Stored records ▸
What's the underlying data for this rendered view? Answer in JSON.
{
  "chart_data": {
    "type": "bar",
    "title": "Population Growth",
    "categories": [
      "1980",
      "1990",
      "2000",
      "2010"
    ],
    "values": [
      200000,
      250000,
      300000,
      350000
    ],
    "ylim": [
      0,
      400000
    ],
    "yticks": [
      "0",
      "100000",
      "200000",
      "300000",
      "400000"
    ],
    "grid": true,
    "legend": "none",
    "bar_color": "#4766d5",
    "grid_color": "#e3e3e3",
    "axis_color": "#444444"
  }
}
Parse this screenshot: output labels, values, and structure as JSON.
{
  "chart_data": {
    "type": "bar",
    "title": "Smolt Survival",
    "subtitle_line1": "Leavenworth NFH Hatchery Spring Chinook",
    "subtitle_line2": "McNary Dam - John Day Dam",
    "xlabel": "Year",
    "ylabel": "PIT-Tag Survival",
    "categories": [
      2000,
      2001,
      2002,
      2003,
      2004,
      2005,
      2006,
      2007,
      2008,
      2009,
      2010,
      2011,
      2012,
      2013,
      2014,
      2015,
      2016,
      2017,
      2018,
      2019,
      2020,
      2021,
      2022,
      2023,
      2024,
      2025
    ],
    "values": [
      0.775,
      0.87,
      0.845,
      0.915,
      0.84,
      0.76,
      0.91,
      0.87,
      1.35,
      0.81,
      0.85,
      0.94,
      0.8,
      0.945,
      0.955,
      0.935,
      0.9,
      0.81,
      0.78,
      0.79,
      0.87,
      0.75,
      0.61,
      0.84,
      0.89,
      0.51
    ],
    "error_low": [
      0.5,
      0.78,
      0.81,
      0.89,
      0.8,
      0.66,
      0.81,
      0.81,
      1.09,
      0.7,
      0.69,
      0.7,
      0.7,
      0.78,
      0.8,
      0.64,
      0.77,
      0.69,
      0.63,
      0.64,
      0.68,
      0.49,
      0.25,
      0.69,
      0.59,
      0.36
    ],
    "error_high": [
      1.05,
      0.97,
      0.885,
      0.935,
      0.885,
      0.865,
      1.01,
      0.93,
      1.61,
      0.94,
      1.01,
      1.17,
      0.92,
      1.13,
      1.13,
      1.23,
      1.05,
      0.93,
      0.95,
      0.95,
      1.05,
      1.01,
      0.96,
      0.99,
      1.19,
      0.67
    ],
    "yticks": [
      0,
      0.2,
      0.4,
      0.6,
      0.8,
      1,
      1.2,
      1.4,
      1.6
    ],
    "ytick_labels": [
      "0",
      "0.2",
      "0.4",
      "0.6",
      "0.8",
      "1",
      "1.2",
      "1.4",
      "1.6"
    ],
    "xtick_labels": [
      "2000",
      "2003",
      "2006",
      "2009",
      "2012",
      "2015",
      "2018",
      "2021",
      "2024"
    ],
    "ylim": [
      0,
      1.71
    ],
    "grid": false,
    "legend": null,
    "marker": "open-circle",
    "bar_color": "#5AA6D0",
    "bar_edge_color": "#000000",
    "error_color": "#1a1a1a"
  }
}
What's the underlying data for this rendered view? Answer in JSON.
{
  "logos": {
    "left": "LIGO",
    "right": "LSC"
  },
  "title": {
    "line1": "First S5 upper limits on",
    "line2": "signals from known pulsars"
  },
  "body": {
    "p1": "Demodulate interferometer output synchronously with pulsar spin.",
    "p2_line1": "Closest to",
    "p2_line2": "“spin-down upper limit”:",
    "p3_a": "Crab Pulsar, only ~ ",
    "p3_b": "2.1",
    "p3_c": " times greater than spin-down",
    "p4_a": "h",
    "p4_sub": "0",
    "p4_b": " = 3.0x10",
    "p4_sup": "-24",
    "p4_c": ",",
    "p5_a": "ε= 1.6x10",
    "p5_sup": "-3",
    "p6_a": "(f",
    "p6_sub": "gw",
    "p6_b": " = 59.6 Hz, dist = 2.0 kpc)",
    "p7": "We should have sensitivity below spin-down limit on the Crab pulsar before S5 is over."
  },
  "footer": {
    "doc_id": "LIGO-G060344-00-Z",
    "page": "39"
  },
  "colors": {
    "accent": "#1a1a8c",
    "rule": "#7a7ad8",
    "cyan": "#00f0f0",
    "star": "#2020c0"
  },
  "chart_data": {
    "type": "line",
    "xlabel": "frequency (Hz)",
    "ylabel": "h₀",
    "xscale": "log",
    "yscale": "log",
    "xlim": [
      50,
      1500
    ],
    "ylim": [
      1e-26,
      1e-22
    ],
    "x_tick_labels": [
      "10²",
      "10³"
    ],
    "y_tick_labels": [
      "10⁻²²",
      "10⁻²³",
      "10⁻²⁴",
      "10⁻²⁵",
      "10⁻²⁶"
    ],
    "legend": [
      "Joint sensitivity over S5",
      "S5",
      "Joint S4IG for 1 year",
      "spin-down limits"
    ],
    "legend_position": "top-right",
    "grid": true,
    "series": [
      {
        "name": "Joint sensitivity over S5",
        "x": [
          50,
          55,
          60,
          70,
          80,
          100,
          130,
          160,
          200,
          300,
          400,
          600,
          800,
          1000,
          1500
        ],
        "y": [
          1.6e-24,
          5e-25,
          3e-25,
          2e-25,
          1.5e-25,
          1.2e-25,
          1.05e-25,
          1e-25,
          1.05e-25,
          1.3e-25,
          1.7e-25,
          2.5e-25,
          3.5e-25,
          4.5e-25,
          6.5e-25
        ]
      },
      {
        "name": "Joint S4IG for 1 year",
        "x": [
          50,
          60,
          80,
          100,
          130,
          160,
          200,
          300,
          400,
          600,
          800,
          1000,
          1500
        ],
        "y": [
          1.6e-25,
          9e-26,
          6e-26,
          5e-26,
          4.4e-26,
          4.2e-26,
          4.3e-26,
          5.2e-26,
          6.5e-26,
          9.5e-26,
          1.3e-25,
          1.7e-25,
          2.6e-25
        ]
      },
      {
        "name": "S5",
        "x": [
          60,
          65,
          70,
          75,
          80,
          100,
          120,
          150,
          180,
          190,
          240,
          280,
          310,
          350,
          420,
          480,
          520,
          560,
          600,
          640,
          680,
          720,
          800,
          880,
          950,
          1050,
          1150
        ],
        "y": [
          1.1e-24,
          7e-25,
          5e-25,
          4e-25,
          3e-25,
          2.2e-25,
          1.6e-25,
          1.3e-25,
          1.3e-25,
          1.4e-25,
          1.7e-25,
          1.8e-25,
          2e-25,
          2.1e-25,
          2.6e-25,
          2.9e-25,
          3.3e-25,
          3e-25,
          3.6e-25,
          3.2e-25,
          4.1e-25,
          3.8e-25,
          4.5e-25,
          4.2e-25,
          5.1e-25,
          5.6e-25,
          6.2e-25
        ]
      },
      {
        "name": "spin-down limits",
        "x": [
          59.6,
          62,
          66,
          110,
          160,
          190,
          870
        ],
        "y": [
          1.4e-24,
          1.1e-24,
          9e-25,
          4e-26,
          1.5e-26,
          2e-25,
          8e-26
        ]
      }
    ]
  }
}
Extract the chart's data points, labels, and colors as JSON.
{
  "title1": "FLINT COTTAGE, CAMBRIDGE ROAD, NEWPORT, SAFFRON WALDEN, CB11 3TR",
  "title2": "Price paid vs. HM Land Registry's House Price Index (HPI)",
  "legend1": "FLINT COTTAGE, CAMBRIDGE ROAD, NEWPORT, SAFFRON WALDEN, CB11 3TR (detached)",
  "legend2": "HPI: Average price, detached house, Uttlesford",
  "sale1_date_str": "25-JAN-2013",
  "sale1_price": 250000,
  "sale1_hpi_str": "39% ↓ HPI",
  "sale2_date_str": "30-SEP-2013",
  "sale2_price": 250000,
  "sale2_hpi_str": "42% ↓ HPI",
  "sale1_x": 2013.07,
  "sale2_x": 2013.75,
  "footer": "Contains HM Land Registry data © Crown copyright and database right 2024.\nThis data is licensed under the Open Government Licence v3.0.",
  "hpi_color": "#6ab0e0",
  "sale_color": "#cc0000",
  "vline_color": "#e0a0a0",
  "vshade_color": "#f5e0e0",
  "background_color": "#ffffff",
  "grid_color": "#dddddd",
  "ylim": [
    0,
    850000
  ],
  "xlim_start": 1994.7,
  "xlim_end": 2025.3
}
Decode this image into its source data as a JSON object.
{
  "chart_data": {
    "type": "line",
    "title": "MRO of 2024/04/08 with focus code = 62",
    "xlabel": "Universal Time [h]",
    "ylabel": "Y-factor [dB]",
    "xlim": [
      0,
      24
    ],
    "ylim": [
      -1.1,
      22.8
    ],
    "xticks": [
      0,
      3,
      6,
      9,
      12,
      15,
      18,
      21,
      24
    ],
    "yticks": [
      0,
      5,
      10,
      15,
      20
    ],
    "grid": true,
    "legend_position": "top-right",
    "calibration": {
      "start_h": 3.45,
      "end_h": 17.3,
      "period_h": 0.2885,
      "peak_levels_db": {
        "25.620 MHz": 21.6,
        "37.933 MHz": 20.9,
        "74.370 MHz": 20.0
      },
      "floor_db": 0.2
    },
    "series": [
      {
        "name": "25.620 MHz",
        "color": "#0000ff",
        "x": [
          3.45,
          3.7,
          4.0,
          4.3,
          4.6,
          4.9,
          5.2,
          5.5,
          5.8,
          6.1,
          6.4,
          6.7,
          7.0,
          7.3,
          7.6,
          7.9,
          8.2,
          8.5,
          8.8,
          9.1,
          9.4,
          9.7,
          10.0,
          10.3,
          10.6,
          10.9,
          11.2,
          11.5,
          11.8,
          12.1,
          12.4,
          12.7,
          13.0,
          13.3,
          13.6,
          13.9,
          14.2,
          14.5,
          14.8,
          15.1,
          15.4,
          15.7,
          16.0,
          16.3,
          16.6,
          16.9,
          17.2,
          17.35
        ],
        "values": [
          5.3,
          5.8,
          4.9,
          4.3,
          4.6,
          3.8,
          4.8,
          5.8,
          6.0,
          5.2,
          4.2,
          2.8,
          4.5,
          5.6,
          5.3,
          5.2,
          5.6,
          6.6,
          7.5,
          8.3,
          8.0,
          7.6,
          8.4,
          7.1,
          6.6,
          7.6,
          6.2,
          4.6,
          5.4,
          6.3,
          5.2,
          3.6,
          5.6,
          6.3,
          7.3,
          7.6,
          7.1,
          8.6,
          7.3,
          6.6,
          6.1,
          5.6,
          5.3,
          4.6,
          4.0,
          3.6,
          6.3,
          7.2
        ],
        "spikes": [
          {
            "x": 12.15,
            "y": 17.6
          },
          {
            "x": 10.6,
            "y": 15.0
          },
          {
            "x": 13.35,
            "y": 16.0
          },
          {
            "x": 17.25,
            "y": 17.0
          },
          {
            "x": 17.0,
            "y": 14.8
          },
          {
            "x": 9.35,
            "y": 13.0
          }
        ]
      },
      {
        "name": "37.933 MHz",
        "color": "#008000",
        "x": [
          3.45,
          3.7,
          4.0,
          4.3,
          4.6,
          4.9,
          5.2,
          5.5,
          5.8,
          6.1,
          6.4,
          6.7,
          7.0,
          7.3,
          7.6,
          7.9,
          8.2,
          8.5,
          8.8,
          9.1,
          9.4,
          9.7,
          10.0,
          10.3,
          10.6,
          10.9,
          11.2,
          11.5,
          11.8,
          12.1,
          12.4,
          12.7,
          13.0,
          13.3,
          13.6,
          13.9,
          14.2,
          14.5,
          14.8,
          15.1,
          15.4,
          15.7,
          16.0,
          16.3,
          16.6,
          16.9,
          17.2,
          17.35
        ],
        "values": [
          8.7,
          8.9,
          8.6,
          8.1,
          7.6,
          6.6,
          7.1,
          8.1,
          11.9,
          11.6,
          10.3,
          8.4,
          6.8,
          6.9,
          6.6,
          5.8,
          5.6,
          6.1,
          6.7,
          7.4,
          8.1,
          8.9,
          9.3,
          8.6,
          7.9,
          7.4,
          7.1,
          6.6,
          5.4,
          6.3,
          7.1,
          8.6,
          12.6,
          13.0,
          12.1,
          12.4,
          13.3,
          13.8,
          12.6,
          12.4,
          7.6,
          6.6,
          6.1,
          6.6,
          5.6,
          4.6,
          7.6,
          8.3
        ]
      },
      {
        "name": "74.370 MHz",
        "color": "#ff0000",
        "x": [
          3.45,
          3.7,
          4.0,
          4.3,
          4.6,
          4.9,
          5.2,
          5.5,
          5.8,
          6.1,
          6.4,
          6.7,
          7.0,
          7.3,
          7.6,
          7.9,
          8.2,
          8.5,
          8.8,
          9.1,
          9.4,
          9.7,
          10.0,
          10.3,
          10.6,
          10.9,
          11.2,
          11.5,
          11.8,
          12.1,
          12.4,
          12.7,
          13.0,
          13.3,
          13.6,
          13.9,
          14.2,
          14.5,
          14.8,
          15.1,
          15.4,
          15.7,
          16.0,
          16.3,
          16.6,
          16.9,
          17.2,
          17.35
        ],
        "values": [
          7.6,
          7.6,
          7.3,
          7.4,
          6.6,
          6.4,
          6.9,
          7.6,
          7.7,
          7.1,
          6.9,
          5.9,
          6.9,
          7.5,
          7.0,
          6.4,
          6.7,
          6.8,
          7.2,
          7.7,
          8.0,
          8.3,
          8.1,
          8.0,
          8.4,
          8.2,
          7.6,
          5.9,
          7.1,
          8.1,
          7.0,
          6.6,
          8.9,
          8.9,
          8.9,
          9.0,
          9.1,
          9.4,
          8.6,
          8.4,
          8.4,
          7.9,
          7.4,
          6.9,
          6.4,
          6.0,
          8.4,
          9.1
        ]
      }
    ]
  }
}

Written instruction ▸
Pull out every line holding "Registry" from the records above, and copy it.

Answer to the exercise ▸
  "title2": "Price paid vs. HM Land Registry's House Price Index (HPI)",
  "footer": "Contains HM Land Registry data © Crown copyright and database right 2024.\nThis data is licensed under the Open Government Licence v3.0.",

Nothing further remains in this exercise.